INPUT MATERIAL:
━━━━━━━━
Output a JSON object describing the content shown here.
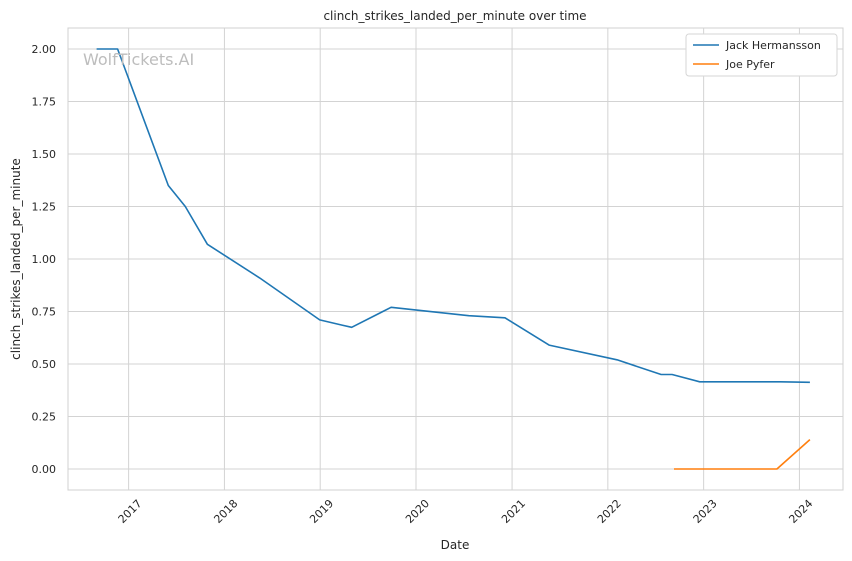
{
  "watermark": "WolfTickets.AI",
  "chart_data": {
    "type": "line",
    "title": "clinch_strikes_landed_per_minute over time",
    "xlabel": "Date",
    "ylabel": "clinch_strikes_landed_per_minute",
    "x_ticks": [
      "2017",
      "2018",
      "2019",
      "2020",
      "2021",
      "2022",
      "2023",
      "2024"
    ],
    "y_ticks": [
      "0.00",
      "0.25",
      "0.50",
      "0.75",
      "1.00",
      "1.25",
      "1.50",
      "1.75",
      "2.00"
    ],
    "xlim": [
      "2016-05-15",
      "2024-06-15"
    ],
    "ylim": [
      -0.1,
      2.1
    ],
    "grid": true,
    "legend_position": "top-right",
    "series": [
      {
        "name": "Jack Hermansson",
        "color": "#1f77b4",
        "points": [
          {
            "x": "2016-09-01",
            "y": 2.0
          },
          {
            "x": "2016-11-20",
            "y": 2.0
          },
          {
            "x": "2017-06-01",
            "y": 1.35
          },
          {
            "x": "2017-08-05",
            "y": 1.25
          },
          {
            "x": "2017-10-28",
            "y": 1.07
          },
          {
            "x": "2018-05-15",
            "y": 0.91
          },
          {
            "x": "2018-12-30",
            "y": 0.71
          },
          {
            "x": "2019-03-25",
            "y": 0.685
          },
          {
            "x": "2019-05-01",
            "y": 0.675
          },
          {
            "x": "2019-09-28",
            "y": 0.77
          },
          {
            "x": "2020-07-20",
            "y": 0.73
          },
          {
            "x": "2020-12-05",
            "y": 0.72
          },
          {
            "x": "2021-05-22",
            "y": 0.59
          },
          {
            "x": "2022-02-05",
            "y": 0.52
          },
          {
            "x": "2022-07-23",
            "y": 0.45
          },
          {
            "x": "2022-09-03",
            "y": 0.45
          },
          {
            "x": "2022-12-17",
            "y": 0.415
          },
          {
            "x": "2023-10-21",
            "y": 0.415
          },
          {
            "x": "2024-02-10",
            "y": 0.413
          }
        ]
      },
      {
        "name": "Joe Pyfer",
        "color": "#ff7f0e",
        "points": [
          {
            "x": "2022-09-10",
            "y": 0.0
          },
          {
            "x": "2023-10-07",
            "y": 0.0
          },
          {
            "x": "2024-02-10",
            "y": 0.14
          }
        ]
      }
    ]
  }
}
━━━━━━━━
TASK DETAILS: Make a word-for-word copy of the entries, without any pictures.

THE ANSWER:
Output a JSON object describing the content shown here.
{
  "watermark": "WolfTickets.AI",
  "chart_data": {
    "type": "line",
    "title": "clinch_strikes_landed_per_minute over time",
    "xlabel": "Date",
    "ylabel": "clinch_strikes_landed_per_minute",
    "x_ticks": [
      "2017",
      "2018",
      "2019",
      "2020",
      "2021",
      "2022",
      "2023",
      "2024"
    ],
    "y_ticks": [
      "0.00",
      "0.25",
      "0.50",
      "0.75",
      "1.00",
      "1.25",
      "1.50",
      "1.75",
      "2.00"
    ],
    "xlim": [
      "2016-05-15",
      "2024-06-15"
    ],
    "ylim": [
      -0.1,
      2.1
    ],
    "grid": true,
    "legend_position": "top-right",
    "series": [
      {
        "name": "Jack Hermansson",
        "color": "#1f77b4",
        "points": [
          {
            "x": "2016-09-01",
            "y": 2.0
          },
          {
            "x": "2016-11-20",
            "y": 2.0
          },
          {
            "x": "2017-06-01",
            "y": 1.35
          },
          {
            "x": "2017-08-05",
            "y": 1.25
          },
          {
            "x": "2017-10-28",
            "y": 1.07
          },
          {
            "x": "2018-05-15",
            "y": 0.91
          },
          {
            "x": "2018-12-30",
            "y": 0.71
          },
          {
            "x": "2019-03-25",
            "y": 0.685
          },
          {
            "x": "2019-05-01",
            "y": 0.675
          },
          {
            "x": "2019-09-28",
            "y": 0.77
          },
          {
            "x": "2020-07-20",
            "y": 0.73
          },
          {
            "x": "2020-12-05",
            "y": 0.72
          },
          {
            "x": "2021-05-22",
            "y": 0.59
          },
          {
            "x": "2022-02-05",
            "y": 0.52
          },
          {
            "x": "2022-07-23",
            "y": 0.45
          },
          {
            "x": "2022-09-03",
            "y": 0.45
          },
          {
            "x": "2022-12-17",
            "y": 0.415
          },
          {
            "x": "2023-10-21",
            "y": 0.415
          },
          {
            "x": "2024-02-10",
            "y": 0.413
          }
        ]
      },
      {
        "name": "Joe Pyfer",
        "color": "#ff7f0e",
        "points": [
          {
            "x": "2022-09-10",
            "y": 0.0
          },
          {
            "x": "2023-10-07",
            "y": 0.0
          },
          {
            "x": "2024-02-10",
            "y": 0.14
          }
        ]
      }
    ]
  }
}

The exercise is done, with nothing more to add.